#### Data records

_____

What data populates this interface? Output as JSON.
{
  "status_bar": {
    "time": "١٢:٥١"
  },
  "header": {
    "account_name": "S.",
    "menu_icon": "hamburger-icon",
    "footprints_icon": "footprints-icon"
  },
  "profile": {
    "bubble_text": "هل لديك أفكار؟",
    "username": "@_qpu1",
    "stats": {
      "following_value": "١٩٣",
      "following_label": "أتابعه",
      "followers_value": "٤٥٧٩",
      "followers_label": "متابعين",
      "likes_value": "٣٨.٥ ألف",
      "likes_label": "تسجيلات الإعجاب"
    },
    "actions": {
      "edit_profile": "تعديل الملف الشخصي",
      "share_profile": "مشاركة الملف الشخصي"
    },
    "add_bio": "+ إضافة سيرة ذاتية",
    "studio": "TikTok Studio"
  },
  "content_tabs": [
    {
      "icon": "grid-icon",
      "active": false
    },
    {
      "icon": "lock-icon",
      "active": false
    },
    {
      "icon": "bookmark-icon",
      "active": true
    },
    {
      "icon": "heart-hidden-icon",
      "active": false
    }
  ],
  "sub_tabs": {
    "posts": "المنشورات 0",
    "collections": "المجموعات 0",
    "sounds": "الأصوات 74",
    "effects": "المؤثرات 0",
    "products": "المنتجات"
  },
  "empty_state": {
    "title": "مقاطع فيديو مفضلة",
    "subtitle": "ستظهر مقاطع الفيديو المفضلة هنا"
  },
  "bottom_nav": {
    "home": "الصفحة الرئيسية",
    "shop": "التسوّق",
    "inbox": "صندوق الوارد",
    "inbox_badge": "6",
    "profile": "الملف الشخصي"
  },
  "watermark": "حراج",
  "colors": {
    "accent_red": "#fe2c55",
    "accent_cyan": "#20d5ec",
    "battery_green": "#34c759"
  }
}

_____

#### DIRECTIVE
Pick out the lines that contain "مقاطع" and copy them.

#### SOLUTION TO THE PROBLEM
    "title": "مقاطع فيديو مفضلة",
    "subtitle": "ستظهر مقاطع الفيديو المفضلة هنا"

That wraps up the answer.